◆ **Work instruction A**
Decide whether each statement agrees with the Defender update article below, answering yes or no and quoting the words of the article that settle it. (i) The exploits affect Exchange Server 2013, 2016, and 2019. (ii) Microsoft presents the Defender mitigation as a permanent fix. (iii) Of the four vulnerabilities, CVE-2021-28655 is the least serious.
◆ **Work instruction B**
Print the passage of the Defender update article below from the words "Microsoft Defender Will" up to and including the words "fix if needed.".

◆ **Page extract**

--- START ---

Microsoft has rolled out a security update for Defender Antivirus to mitigate the CVE-2021-28655 Exchange Server vulnerability via a URL Rewrite configuration. The antivirus will also scan the server and reverse changes made by any known threats.
The Redmond company has rolled out multiple security patches after it was discovered that bad actors are using four zero-day exploits in Exchange Server to carry out ransomware attacks. The security exploits affect Microsoft Exchange Server 2013, 2016, and 2019.
Microsoft Defender Will Mitigate Exchange Server Exploits
Among the four zero-day vulnerabilities, the one that Microsoft is patching (CVE-2021-28655) is the most serious since it acts as an entry point for the other three exploits. Microsoft says that the Defender Antivirus will automatically assess if an Exchange Server is vulnerable to the exploits and will apply the fix if needed.
However, Microsoft also notes in a post on its security blog that this interim mitigation is a temporary solution while businesses and enterprise worldwide take their time to install the latest Exchange Cumulative update as only that will completely address the vulnerabilities.

--- END ---

(Collected data entries)
--- START ---

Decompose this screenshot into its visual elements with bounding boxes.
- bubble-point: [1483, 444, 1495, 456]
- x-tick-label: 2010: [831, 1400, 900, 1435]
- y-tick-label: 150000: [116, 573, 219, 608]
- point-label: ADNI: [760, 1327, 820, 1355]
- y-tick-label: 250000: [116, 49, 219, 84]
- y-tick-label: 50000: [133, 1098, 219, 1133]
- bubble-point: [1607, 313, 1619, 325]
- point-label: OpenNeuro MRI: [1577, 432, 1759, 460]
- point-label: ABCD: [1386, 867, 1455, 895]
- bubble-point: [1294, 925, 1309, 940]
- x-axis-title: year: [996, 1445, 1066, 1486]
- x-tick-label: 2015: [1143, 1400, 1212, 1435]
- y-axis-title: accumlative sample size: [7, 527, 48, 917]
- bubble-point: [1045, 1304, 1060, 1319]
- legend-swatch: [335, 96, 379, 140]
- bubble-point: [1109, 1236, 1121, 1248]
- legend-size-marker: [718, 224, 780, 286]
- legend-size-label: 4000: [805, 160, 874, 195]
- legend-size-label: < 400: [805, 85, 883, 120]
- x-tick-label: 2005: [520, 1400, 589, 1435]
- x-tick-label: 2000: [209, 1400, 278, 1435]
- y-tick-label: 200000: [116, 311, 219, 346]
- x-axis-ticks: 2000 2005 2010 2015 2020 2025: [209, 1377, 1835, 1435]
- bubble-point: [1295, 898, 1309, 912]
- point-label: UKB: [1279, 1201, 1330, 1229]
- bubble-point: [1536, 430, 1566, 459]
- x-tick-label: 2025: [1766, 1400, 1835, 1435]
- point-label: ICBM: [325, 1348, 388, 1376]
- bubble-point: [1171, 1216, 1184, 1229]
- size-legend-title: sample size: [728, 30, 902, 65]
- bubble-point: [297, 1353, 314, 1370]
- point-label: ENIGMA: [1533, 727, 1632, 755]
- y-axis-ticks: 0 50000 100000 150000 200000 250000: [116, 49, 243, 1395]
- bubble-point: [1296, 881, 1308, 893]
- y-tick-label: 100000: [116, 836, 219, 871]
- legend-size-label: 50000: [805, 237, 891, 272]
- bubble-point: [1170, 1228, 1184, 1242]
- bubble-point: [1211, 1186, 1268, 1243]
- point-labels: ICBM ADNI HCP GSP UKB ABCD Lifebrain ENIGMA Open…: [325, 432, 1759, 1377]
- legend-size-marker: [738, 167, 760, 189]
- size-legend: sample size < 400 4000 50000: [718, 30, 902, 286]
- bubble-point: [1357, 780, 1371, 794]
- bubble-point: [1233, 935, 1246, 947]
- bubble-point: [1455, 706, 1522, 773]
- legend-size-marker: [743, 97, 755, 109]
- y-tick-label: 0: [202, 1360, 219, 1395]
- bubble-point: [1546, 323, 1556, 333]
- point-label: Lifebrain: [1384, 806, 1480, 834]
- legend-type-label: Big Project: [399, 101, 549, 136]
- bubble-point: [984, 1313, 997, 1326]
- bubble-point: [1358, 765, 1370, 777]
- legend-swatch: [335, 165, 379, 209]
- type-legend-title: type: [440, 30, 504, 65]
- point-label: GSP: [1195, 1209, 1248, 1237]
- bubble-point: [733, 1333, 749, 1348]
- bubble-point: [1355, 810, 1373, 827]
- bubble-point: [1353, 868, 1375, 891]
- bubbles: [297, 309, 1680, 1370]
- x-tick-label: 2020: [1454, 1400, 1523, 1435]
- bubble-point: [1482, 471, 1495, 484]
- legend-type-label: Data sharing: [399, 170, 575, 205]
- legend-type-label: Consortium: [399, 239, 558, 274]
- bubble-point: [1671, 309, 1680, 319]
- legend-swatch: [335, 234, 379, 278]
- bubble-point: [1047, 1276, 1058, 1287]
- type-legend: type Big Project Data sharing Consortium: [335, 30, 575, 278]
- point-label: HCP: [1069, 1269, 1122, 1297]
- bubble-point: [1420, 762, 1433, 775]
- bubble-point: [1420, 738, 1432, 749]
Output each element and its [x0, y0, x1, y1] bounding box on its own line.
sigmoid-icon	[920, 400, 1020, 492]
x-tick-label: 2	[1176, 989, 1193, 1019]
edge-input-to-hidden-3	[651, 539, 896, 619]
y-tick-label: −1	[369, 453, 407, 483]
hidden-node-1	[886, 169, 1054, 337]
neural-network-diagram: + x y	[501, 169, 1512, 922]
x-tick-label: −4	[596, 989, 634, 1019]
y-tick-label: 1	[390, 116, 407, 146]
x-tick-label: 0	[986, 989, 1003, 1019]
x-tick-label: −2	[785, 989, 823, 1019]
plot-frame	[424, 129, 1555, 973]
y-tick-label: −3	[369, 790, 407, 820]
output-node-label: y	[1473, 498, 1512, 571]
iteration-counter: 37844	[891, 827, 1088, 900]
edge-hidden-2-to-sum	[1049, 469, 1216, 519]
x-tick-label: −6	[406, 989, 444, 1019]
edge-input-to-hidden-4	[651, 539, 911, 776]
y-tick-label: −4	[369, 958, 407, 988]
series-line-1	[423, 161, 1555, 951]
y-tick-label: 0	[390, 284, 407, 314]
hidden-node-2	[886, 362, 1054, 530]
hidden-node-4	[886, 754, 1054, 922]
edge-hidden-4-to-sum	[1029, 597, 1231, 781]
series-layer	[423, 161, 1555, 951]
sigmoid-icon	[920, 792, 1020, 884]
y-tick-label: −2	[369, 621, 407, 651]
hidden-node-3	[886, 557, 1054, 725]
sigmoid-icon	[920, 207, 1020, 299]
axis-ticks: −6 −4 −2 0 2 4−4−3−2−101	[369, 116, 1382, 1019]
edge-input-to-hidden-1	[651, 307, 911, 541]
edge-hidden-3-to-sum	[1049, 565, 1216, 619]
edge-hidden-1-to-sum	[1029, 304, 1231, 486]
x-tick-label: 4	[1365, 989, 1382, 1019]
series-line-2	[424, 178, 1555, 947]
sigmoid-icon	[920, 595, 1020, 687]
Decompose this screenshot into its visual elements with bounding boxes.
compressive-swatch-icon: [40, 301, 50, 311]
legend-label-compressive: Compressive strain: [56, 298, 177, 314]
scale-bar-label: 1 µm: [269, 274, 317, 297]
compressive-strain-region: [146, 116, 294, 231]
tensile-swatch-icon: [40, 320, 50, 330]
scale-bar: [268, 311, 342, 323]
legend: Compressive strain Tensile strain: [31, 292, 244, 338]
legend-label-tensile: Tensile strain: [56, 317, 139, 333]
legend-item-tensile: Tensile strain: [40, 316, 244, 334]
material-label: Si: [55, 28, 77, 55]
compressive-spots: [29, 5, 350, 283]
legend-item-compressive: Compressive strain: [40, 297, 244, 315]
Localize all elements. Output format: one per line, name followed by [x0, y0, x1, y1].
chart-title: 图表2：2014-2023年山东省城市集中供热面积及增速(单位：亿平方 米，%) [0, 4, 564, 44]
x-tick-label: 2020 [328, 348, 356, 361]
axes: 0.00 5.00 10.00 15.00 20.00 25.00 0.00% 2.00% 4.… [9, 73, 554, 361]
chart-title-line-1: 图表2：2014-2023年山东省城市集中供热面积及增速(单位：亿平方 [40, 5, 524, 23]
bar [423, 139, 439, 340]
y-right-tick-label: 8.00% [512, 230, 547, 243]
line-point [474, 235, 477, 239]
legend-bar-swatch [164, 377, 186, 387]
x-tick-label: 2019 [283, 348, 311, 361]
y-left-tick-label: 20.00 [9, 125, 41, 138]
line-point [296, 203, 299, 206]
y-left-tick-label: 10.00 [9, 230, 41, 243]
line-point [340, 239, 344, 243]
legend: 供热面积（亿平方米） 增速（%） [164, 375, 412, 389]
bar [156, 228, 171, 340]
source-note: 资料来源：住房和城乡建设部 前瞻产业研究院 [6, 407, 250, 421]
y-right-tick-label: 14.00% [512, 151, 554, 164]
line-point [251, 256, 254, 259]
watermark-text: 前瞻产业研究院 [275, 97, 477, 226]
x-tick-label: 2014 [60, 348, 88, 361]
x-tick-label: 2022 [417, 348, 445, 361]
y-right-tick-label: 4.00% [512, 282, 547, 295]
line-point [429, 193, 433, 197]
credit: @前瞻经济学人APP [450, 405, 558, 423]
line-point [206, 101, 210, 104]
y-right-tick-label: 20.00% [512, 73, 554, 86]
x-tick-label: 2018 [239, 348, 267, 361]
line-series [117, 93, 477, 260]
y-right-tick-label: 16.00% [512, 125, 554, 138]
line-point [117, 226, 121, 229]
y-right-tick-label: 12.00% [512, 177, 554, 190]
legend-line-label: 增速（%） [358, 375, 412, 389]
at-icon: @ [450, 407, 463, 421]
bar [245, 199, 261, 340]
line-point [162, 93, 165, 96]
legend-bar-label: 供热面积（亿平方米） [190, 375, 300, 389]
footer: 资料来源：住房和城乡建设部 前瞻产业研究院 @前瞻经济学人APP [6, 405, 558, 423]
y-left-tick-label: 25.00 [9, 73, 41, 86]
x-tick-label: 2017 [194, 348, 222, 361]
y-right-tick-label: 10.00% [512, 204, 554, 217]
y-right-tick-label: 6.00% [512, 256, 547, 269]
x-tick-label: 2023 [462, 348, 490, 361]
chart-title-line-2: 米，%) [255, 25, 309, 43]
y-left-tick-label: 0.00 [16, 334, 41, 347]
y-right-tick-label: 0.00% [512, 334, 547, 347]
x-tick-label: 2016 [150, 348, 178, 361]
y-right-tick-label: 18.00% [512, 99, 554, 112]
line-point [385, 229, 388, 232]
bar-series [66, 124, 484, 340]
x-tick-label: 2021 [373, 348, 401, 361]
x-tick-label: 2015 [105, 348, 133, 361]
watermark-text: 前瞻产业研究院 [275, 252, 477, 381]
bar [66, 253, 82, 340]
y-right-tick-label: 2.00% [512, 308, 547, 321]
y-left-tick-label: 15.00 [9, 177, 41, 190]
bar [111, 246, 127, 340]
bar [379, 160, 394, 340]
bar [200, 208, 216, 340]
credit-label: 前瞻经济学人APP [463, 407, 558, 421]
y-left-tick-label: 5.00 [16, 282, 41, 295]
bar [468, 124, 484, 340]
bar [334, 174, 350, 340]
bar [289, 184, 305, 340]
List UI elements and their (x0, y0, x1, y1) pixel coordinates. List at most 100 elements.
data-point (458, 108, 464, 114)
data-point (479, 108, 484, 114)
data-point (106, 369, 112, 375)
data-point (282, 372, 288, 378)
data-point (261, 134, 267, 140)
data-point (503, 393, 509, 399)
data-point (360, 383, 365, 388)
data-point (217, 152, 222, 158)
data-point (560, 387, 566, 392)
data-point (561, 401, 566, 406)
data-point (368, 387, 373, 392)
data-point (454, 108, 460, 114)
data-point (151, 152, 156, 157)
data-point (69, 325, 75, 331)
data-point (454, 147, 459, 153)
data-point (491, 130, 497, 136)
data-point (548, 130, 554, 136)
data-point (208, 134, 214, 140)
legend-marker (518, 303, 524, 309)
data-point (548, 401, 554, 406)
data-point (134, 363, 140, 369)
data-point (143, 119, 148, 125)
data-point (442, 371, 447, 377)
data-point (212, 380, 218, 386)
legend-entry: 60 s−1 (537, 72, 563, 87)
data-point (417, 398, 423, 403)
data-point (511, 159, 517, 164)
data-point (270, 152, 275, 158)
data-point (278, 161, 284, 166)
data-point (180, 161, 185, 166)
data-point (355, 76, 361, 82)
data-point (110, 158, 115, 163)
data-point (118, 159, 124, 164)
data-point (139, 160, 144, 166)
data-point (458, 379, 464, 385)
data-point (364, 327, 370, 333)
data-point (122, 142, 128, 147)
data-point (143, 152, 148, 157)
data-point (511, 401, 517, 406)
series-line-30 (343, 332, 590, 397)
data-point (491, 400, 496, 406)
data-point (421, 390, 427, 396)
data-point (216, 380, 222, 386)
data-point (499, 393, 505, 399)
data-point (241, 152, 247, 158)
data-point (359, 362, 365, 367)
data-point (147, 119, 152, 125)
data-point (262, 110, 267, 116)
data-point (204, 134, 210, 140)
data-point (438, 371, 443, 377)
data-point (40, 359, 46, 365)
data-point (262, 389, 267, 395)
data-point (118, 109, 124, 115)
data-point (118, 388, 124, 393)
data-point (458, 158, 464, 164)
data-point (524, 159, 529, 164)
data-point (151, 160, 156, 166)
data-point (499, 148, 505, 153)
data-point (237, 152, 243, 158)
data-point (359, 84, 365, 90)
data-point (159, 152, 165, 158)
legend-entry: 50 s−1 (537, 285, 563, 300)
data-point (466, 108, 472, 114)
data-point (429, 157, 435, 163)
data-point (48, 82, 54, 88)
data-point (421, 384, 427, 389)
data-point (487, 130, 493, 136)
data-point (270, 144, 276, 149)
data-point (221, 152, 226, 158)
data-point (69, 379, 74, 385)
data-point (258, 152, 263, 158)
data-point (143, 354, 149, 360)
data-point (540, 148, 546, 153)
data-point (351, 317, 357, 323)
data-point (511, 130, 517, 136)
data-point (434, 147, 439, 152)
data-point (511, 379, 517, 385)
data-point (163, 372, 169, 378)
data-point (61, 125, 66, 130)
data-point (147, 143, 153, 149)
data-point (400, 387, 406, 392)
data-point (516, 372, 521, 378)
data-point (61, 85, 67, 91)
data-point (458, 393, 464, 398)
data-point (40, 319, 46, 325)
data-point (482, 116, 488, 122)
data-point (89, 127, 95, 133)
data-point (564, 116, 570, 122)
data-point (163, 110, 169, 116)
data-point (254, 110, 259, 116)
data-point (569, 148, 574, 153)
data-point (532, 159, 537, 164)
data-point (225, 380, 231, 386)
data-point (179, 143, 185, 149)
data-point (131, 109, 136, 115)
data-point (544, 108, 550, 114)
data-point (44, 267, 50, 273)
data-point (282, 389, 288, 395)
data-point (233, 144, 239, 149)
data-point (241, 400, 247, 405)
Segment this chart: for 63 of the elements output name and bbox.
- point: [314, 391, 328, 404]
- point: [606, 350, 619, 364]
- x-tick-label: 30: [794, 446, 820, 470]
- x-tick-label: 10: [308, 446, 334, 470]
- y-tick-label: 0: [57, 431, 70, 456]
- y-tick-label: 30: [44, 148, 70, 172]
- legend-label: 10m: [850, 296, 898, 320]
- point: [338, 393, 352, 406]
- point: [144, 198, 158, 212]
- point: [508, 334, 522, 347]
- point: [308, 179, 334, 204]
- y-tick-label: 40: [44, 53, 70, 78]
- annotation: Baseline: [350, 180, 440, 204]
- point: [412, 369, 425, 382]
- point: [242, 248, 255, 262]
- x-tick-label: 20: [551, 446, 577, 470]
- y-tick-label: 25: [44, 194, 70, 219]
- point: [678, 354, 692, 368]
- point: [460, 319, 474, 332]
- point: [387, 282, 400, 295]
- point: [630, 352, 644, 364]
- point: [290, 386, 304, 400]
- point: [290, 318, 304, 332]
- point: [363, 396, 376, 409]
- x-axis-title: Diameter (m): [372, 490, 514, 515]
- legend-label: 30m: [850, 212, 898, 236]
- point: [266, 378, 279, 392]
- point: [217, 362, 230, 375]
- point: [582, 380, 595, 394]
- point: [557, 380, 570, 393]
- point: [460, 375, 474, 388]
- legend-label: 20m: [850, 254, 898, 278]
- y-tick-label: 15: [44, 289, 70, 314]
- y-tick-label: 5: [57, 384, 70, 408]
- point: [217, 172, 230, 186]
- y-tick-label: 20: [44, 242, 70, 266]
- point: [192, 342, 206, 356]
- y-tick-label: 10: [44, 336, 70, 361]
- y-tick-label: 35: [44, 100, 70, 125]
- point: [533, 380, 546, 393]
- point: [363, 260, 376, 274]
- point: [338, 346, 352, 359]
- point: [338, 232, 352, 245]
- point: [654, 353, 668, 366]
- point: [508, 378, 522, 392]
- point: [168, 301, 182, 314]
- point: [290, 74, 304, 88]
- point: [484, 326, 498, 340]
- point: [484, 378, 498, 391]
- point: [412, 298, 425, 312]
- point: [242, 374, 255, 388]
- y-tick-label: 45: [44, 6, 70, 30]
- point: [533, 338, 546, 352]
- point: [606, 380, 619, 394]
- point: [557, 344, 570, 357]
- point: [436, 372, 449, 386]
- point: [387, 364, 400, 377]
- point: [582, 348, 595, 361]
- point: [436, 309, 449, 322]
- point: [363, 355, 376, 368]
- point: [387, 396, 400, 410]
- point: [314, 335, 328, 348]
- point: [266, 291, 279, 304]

--- END ---

◆ **Task output A**
(i) Yes: "The security exploits affect Microsoft Exchange Server 2013, 2016, and 2019."
(ii) No: "this interim mitigation is a temporary solution"
(iii) No: "the one that Microsoft is patching (CVE-2021-28655) is the most serious"

◆ **Task output B**
Microsoft Defender Will Mitigate Exchange Server Exploits
Among the four zero-day vulnerabilities, the one that Microsoft is patching (CVE-2021-28655) is the most serious since it acts as an entry point for the other three exploits. Microsoft says that the Defender Antivirus will automatically assess if an Exchange Server is vulnerable to the exploits and will apply the fix if needed.